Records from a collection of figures
— begin —
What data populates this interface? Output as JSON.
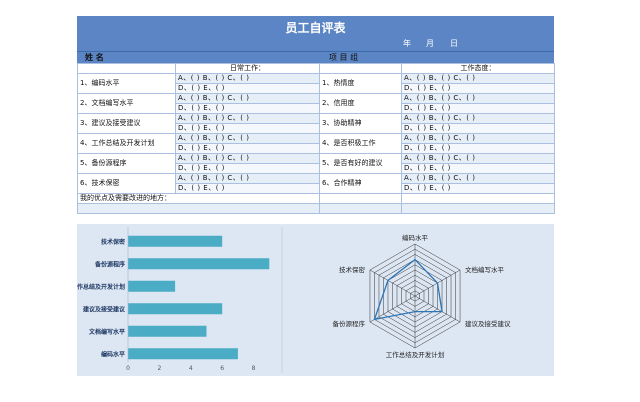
{
  "title": "员工自评表",
  "date": {
    "year": "年",
    "month": "月",
    "day": "日"
  },
  "name_label": "姓  名",
  "project_label": "项  目  组",
  "sections": {
    "left": "日常工作：",
    "right": "工作态度："
  },
  "options_line1": "A、(  )  B、(  )  C、(  )",
  "options_line2": "D、(  )  E、(  )",
  "left_items": [
    "1、编码水平",
    "2、文档编写水平",
    "3、建议及接受建议",
    "4、工作总结及开发计划",
    "5、备份源程序",
    "6、技术保密"
  ],
  "right_items": [
    "1、热情度",
    "2、信用度",
    "3、协助精神",
    "4、是否积极工作",
    "5、是否有好的建议",
    "6、合作精神"
  ],
  "advantages_label": "我的优点及需要改进的地方：",
  "chart_data": [
    {
      "type": "bar",
      "orientation": "horizontal",
      "categories": [
        "编码水平",
        "文档编写水平",
        "建议及接受建议",
        "工作总结及开发计划",
        "备份源程序",
        "技术保密"
      ],
      "categories_display": [
        "编码水平",
        "文档编写水平",
        "建议及接受建议",
        "作总结及开发计划",
        "备份源程序",
        "技术保密"
      ],
      "values": [
        7,
        5,
        6,
        3,
        9,
        6
      ],
      "xlim": [
        0,
        10
      ],
      "ticks": [
        "0",
        "2",
        "4",
        "6",
        "8"
      ],
      "color": "#4bacc6",
      "grid": false
    },
    {
      "type": "radar",
      "categories": [
        "编码水平",
        "文档编写水平",
        "建议及接受建议",
        "工作总结及开发计划",
        "备份源程序",
        "技术保密"
      ],
      "values": [
        7,
        5,
        6,
        3,
        9,
        6
      ],
      "rlim": [
        0,
        10
      ],
      "color": "#2e75b6"
    }
  ]
}
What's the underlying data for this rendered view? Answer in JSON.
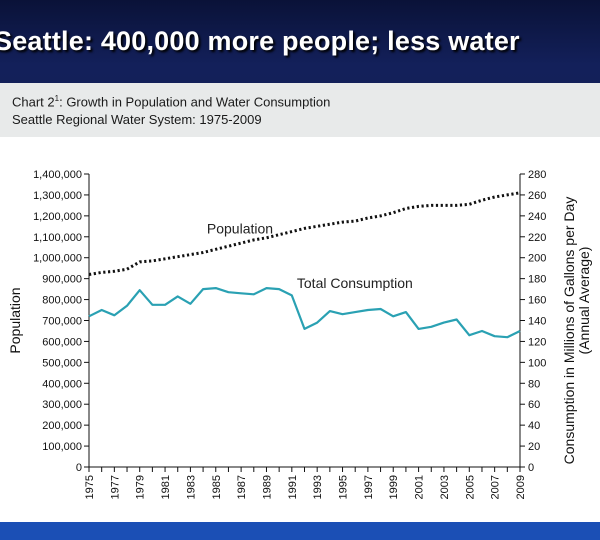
{
  "slide": {
    "title": "Seattle: 400,000 more people; less water"
  },
  "chart_data": {
    "type": "line",
    "title": "Chart 2",
    "title_superscript": "1",
    "title_rest": ": Growth in Population and Water Consumption",
    "subtitle": "Seattle Regional Water System: 1975-2009",
    "x": [
      1975,
      1976,
      1977,
      1978,
      1979,
      1980,
      1981,
      1982,
      1983,
      1984,
      1985,
      1986,
      1987,
      1988,
      1989,
      1990,
      1991,
      1992,
      1993,
      1994,
      1995,
      1996,
      1997,
      1998,
      1999,
      2000,
      2001,
      2002,
      2003,
      2004,
      2005,
      2006,
      2007,
      2008,
      2009
    ],
    "xtick_labels": [
      "1975",
      "1977",
      "1979",
      "1981",
      "1983",
      "1985",
      "1987",
      "1989",
      "1991",
      "1993",
      "1995",
      "1997",
      "1999",
      "2001",
      "2003",
      "2005",
      "2007",
      "2009"
    ],
    "y_left": {
      "label": "Population",
      "min": 0,
      "max": 1400000,
      "step": 100000,
      "tick_labels": [
        "0",
        "100,000",
        "200,000",
        "300,000",
        "400,000",
        "500,000",
        "600,000",
        "700,000",
        "800,000",
        "900,000",
        "1,000,000",
        "1,100,000",
        "1,200,000",
        "1,300,000",
        "1,400,000"
      ]
    },
    "y_right": {
      "label_line1": "Consumption in Millions of Gallons per Day",
      "label_line2": "(Annual Average)",
      "min": 0,
      "max": 280,
      "step": 20,
      "tick_labels": [
        "0",
        "20",
        "40",
        "60",
        "80",
        "100",
        "120",
        "140",
        "160",
        "180",
        "200",
        "220",
        "240",
        "260",
        "280"
      ]
    },
    "series": [
      {
        "name": "Population",
        "axis": "left",
        "style": "dotted",
        "color": "#111111",
        "values": [
          920000,
          930000,
          935000,
          945000,
          980000,
          985000,
          995000,
          1005000,
          1015000,
          1025000,
          1040000,
          1055000,
          1070000,
          1085000,
          1095000,
          1110000,
          1125000,
          1140000,
          1150000,
          1160000,
          1170000,
          1175000,
          1190000,
          1200000,
          1215000,
          1235000,
          1245000,
          1250000,
          1250000,
          1250000,
          1255000,
          1275000,
          1290000,
          1300000,
          1310000
        ]
      },
      {
        "name": "Total Consumption",
        "axis": "right",
        "style": "solid",
        "color": "#2aa1b3",
        "values": [
          144,
          150,
          145,
          154,
          169,
          155,
          155,
          163,
          156,
          170,
          171,
          167,
          166,
          165,
          171,
          170,
          164,
          132,
          138,
          149,
          146,
          148,
          150,
          151,
          144,
          148,
          132,
          134,
          138,
          141,
          126,
          130,
          125,
          124,
          130
        ]
      }
    ],
    "annotations": [
      {
        "text": "Population",
        "x": 1984.3,
        "axis": "left",
        "y": 1115000
      },
      {
        "text": "Total Consumption",
        "x": 1991.4,
        "axis": "right",
        "y": 171
      }
    ],
    "grid": false
  }
}
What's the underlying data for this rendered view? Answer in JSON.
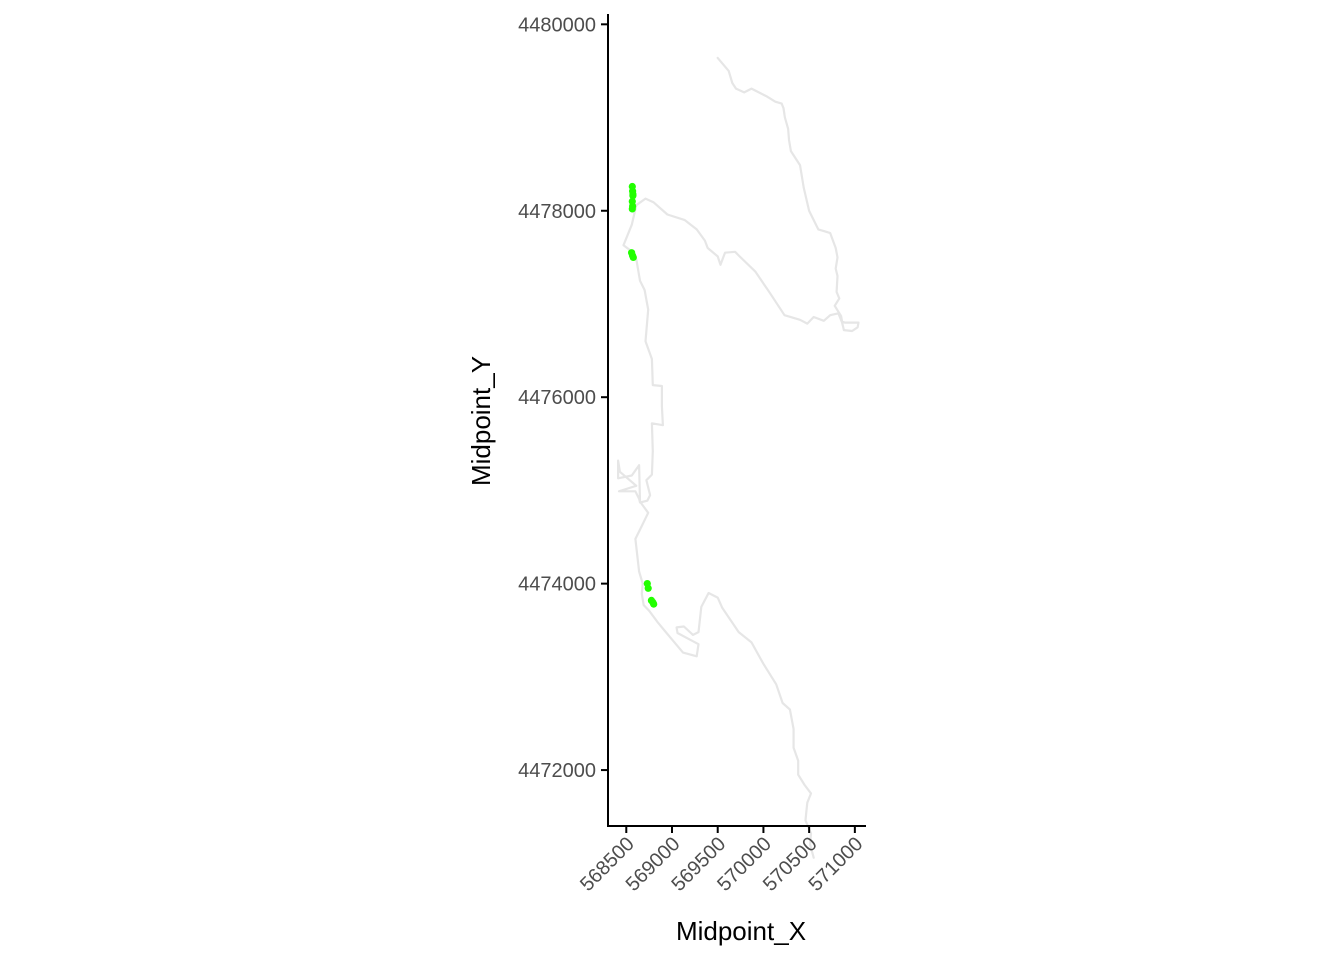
{
  "chart_data": {
    "type": "scatter",
    "title": "",
    "xlabel": "Midpoint_X",
    "ylabel": "Midpoint_Y",
    "xlim": [
      568300,
      571100
    ],
    "ylim": [
      4471400,
      4480100
    ],
    "x_ticks": [
      568500,
      569000,
      569500,
      570000,
      570500,
      571000
    ],
    "x_tick_labels": [
      "568500",
      "569000",
      "569500",
      "570000",
      "570500",
      "571000"
    ],
    "y_ticks": [
      4472000,
      4474000,
      4476000,
      4478000,
      4480000
    ],
    "y_tick_labels": [
      "4472000",
      "4474000",
      "4476000",
      "4478000",
      "4480000"
    ],
    "grid": false,
    "legend": "none",
    "colors": {
      "points": "#22ff00",
      "outline": "#e6e6e6",
      "axis": "#000000"
    },
    "series": [
      {
        "kind": "points",
        "x": [
          568566,
          568569,
          568572,
          568566,
          568569,
          568566,
          568572,
          568558,
          568568,
          568577,
          568730,
          568740,
          568775,
          568800,
          568790
        ],
        "y": [
          4478260,
          4478210,
          4478160,
          4478100,
          4478050,
          4478020,
          4478180,
          4477550,
          4477520,
          4477500,
          4474000,
          4473950,
          4473820,
          4473780,
          4473800
        ]
      },
      {
        "kind": "outline",
        "x": [
          569500,
          569620,
          569660,
          569700,
          569790,
          569870,
          570030,
          570130,
          570200,
          570220,
          570235,
          570270,
          570280,
          570300,
          570400,
          570440,
          570500,
          570600,
          570670,
          570730,
          570790,
          570810,
          570790,
          570810,
          570800,
          570830,
          570780,
          570850,
          570860,
          570890,
          571040,
          571030,
          570970,
          570880,
          570860,
          570820,
          570730,
          570660,
          570550,
          570480,
          570400,
          570230,
          570070,
          569910,
          569730,
          569690,
          569580,
          569530,
          569500,
          569390,
          569360,
          569270,
          569140,
          568950,
          568800,
          568710,
          568610,
          568560,
          568470,
          568550,
          568610,
          568650,
          568700,
          568740,
          568710,
          568780,
          568790,
          568890,
          568890,
          568900,
          568780,
          568790,
          568780,
          568720,
          568760,
          568730,
          568650,
          568640,
          568600,
          568420,
          568610,
          568430,
          568410,
          568410,
          568560,
          568640,
          568650,
          568740,
          568700,
          568650,
          568600,
          568640,
          568680,
          568670,
          568690,
          568750,
          568840,
          568950,
          569120,
          569270,
          569290,
          569060,
          569050,
          569130,
          569230,
          569290,
          569320,
          569400,
          569500,
          569550,
          569730,
          569870,
          570000,
          570140,
          570210,
          570290,
          570330,
          570330,
          570380,
          570380,
          570450,
          570520,
          570480,
          570470,
          570460,
          570520,
          570510,
          570550
        ],
        "y": [
          4479640,
          4479500,
          4479370,
          4479310,
          4479270,
          4479310,
          4479230,
          4479170,
          4479150,
          4479100,
          4479000,
          4478880,
          4478760,
          4478640,
          4478490,
          4478250,
          4478000,
          4477800,
          4477780,
          4477760,
          4477600,
          4477500,
          4477380,
          4477300,
          4477130,
          4477060,
          4476980,
          4476870,
          4476810,
          4476800,
          4476800,
          4476750,
          4476710,
          4476720,
          4476800,
          4476900,
          4476880,
          4476820,
          4476860,
          4476790,
          4476830,
          4476880,
          4477120,
          4477350,
          4477520,
          4477560,
          4477550,
          4477420,
          4477510,
          4477600,
          4477680,
          4477800,
          4477900,
          4477960,
          4478090,
          4478130,
          4478060,
          4477850,
          4477630,
          4477570,
          4477480,
          4477250,
          4477150,
          4476940,
          4476600,
          4476410,
          4476130,
          4476120,
          4475900,
          4475700,
          4475720,
          4475420,
          4475170,
          4475110,
          4474950,
          4474890,
          4474870,
          4474910,
          4474990,
          4474990,
          4475050,
          4475200,
          4475320,
          4475130,
          4475160,
          4475270,
          4474880,
          4474760,
          4474680,
          4474580,
          4474480,
          4474130,
          4474000,
          4473890,
          4473770,
          4473710,
          4473590,
          4473460,
          4473260,
          4473220,
          4473350,
          4473470,
          4473530,
          4473540,
          4473450,
          4473480,
          4473750,
          4473900,
          4473850,
          4473740,
          4473480,
          4473370,
          4473140,
          4472920,
          4472720,
          4472650,
          4472440,
          4472240,
          4472100,
          4471950,
          4471840,
          4471750,
          4471650,
          4471560,
          4471460,
          4471320,
          4471200,
          4471060
        ]
      }
    ]
  }
}
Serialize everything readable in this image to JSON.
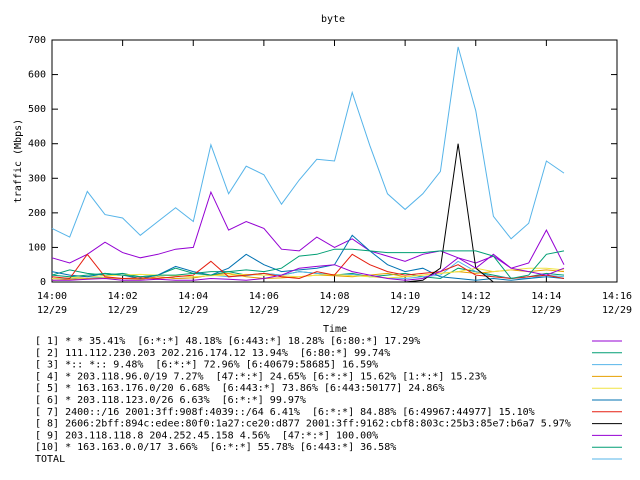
— end —
* **AIM**: Show every line from the entries above in which the word "JSON" appears.

* **EXERCISE ANSWER**:
What data populates this interface? Output as JSON.
What's the underlying data for this rendered view? Answer in JSON.
What's the underlying data for this rendered view? Answer in JSON.
Serialize everything readable in this image to JSON.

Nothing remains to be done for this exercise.